_Given request_. Count every line that holds the string "jsou", then give that number alone.

··········

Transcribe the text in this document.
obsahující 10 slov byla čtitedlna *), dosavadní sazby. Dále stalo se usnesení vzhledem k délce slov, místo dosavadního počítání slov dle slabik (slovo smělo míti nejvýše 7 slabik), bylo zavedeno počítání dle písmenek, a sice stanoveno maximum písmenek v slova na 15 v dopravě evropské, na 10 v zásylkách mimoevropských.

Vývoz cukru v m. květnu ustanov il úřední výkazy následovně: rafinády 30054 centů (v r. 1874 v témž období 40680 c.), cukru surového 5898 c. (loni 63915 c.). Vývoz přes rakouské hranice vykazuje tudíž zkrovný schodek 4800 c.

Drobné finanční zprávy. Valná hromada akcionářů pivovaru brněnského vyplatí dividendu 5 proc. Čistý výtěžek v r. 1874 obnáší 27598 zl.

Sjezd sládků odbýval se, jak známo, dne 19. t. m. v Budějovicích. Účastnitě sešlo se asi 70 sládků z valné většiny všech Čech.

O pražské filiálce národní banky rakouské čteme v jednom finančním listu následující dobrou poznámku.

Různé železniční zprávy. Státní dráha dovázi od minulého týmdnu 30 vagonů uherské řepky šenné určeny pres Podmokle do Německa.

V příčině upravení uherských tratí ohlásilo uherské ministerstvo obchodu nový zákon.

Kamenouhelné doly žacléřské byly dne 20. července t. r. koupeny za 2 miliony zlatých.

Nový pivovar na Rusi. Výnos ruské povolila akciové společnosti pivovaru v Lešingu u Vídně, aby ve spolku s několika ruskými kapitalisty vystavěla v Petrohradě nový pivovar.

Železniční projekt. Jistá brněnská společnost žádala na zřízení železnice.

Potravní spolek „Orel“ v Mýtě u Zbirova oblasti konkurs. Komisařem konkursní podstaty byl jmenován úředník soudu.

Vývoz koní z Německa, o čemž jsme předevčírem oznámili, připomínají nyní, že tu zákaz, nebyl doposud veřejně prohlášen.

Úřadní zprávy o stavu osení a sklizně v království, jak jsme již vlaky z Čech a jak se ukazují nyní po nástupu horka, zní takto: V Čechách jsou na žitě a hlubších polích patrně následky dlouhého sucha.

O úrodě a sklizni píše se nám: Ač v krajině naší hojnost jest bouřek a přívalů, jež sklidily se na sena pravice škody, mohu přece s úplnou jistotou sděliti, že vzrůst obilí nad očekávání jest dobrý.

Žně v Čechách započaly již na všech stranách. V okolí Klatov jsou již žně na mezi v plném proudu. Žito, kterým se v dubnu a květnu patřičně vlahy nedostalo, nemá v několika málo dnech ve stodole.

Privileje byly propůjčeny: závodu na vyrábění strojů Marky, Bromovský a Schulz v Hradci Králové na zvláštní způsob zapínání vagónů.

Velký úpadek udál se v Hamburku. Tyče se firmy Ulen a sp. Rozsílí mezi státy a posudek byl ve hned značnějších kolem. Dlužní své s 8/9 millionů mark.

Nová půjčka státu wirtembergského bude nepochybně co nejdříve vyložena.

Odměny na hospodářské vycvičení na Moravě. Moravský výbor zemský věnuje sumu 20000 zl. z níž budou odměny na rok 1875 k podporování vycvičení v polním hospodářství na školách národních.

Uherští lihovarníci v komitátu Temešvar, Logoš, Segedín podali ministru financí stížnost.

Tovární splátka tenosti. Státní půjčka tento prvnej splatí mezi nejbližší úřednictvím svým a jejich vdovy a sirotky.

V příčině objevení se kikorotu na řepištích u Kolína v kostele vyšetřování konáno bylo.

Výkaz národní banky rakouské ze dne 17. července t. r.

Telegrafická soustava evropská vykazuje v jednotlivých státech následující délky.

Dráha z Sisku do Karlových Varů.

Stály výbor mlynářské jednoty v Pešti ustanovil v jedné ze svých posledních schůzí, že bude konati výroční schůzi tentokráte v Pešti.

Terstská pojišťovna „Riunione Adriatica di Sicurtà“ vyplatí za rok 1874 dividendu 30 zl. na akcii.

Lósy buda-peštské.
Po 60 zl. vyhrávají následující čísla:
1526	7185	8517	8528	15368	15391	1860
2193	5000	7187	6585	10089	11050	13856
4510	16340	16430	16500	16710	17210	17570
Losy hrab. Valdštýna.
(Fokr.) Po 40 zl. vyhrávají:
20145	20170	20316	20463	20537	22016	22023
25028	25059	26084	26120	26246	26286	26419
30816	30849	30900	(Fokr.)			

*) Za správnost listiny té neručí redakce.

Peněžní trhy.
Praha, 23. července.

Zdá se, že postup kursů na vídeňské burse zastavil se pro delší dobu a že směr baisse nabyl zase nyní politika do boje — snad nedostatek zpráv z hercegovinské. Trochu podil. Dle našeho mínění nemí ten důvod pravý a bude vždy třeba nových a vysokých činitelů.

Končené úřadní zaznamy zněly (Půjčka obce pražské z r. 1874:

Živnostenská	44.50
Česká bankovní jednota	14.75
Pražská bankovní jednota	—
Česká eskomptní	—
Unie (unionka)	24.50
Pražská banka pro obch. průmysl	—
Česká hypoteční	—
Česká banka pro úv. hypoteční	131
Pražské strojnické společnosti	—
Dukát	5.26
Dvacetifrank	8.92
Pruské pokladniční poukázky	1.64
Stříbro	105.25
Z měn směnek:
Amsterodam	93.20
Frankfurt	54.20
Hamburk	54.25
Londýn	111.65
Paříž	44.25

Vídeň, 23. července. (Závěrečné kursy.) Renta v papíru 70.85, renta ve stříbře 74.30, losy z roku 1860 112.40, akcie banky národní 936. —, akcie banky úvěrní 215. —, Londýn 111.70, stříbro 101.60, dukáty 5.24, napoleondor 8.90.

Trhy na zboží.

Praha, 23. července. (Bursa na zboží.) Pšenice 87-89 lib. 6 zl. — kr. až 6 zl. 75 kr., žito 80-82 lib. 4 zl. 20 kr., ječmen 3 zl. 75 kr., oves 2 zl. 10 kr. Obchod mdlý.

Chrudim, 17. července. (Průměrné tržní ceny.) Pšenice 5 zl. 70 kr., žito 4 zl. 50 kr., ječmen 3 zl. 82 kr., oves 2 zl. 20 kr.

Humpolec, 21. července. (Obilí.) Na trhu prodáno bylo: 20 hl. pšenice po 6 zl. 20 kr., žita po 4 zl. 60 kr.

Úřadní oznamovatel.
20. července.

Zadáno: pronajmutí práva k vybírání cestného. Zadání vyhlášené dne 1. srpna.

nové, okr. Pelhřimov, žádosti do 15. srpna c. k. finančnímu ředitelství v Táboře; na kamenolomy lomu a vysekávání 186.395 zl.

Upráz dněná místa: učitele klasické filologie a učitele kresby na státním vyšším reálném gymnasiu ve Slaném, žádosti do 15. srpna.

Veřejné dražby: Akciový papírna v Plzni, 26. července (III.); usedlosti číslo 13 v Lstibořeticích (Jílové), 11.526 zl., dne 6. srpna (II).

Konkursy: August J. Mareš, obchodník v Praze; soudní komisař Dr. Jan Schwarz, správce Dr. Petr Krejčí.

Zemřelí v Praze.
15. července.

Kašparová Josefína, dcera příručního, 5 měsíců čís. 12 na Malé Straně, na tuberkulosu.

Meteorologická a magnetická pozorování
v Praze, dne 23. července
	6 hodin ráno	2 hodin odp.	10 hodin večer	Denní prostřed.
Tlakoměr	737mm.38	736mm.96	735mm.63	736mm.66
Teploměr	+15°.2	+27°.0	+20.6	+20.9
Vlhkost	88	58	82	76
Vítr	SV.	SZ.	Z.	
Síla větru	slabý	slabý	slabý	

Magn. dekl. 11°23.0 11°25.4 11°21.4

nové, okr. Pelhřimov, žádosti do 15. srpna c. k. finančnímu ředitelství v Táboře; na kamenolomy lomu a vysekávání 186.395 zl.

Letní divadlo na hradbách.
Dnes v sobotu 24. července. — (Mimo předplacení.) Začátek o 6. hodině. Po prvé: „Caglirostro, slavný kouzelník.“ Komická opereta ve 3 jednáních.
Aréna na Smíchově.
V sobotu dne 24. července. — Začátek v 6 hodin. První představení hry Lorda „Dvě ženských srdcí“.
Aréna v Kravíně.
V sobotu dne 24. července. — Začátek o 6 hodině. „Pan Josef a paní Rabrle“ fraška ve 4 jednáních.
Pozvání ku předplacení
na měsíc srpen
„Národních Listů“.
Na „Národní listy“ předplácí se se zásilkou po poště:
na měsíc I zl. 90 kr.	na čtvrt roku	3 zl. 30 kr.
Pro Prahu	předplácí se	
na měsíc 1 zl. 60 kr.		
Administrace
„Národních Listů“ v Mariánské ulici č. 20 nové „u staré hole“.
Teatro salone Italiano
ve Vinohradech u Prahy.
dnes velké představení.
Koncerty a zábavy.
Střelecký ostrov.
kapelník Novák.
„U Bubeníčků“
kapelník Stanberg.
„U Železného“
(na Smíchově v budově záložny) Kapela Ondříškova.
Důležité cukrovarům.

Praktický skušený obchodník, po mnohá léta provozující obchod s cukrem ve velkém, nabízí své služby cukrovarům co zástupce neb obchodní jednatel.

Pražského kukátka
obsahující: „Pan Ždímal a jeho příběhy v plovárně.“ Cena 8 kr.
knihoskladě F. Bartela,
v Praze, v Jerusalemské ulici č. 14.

··········

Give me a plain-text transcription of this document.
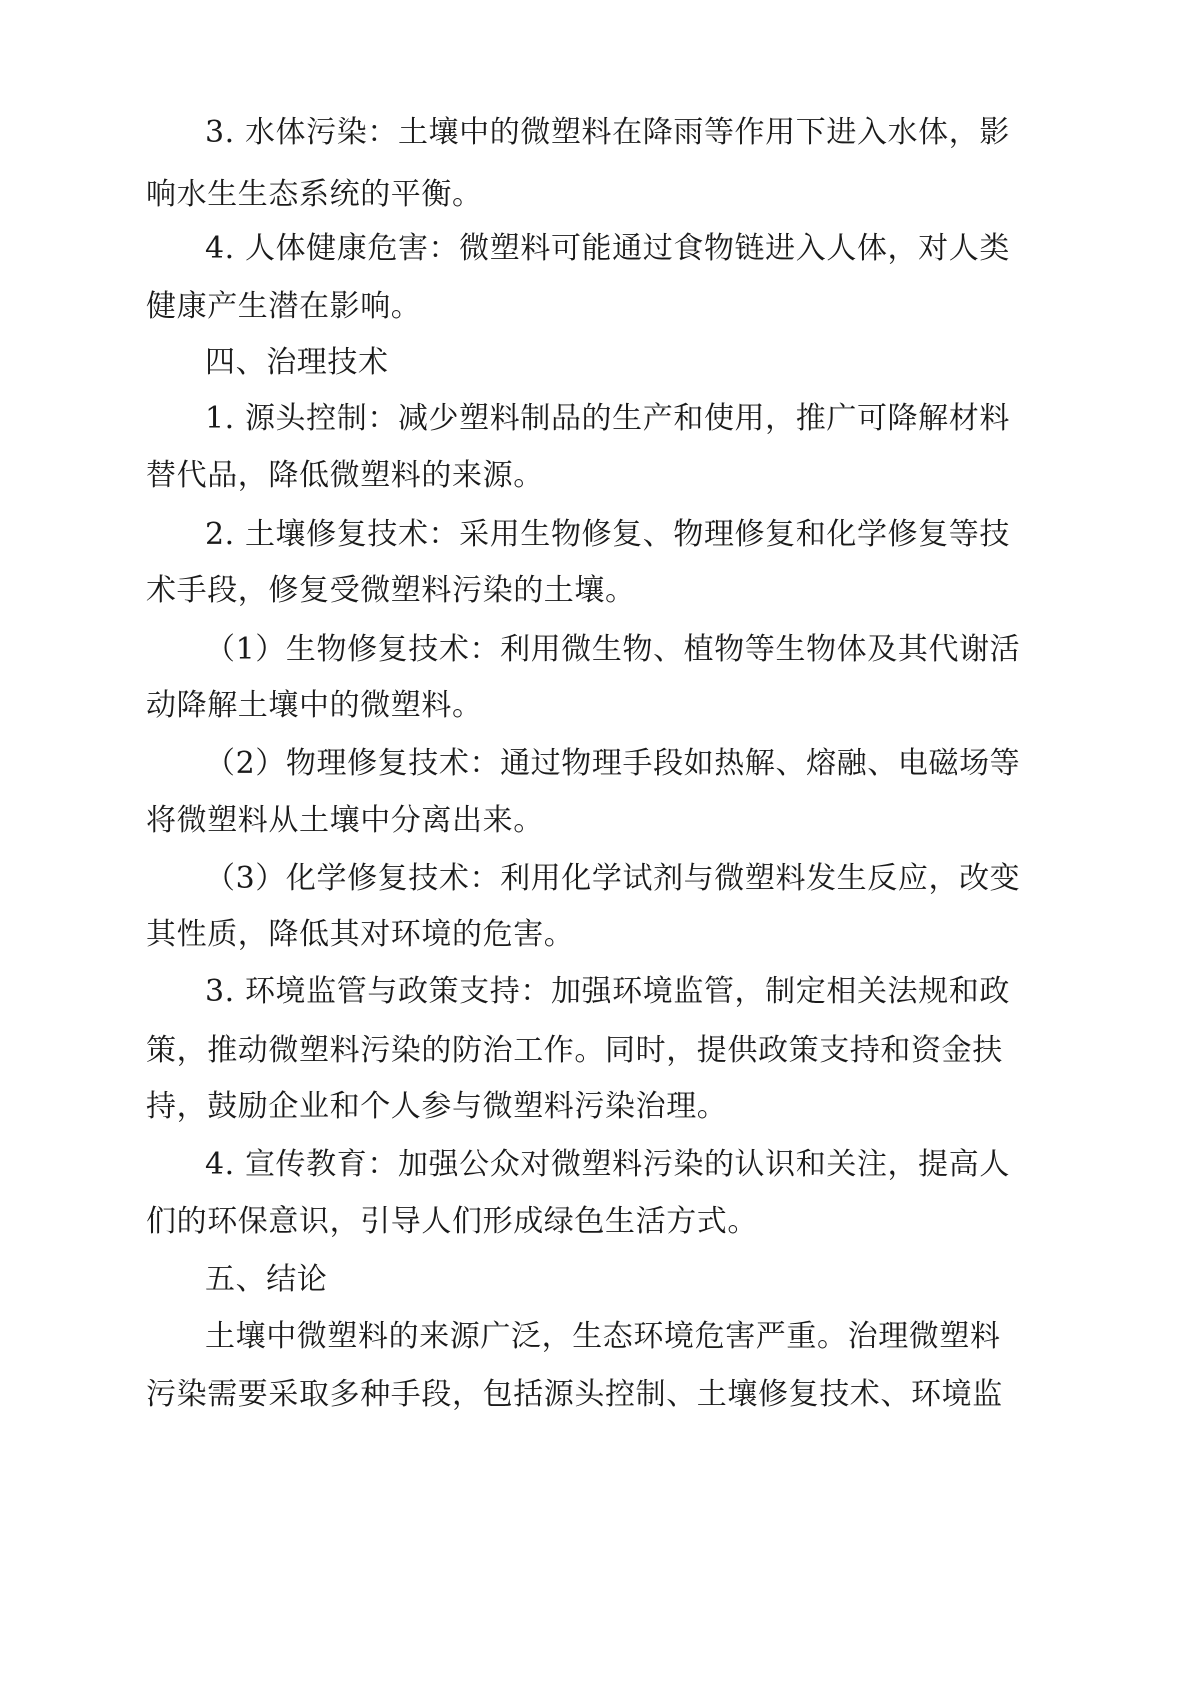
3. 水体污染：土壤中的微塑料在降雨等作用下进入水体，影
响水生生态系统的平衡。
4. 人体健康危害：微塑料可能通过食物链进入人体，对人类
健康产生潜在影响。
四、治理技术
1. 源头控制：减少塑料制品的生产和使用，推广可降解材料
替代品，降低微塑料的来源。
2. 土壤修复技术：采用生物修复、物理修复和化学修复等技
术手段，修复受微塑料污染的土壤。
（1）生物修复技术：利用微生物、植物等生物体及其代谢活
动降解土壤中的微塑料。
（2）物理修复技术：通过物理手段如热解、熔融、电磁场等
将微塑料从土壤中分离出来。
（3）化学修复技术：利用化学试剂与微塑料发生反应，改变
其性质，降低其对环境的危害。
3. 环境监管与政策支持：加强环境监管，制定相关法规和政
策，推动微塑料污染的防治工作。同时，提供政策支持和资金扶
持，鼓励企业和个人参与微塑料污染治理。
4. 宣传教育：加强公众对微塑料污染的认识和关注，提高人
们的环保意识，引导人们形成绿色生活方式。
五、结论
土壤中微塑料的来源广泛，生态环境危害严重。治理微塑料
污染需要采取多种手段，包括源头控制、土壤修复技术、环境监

··········

_Task output_. 2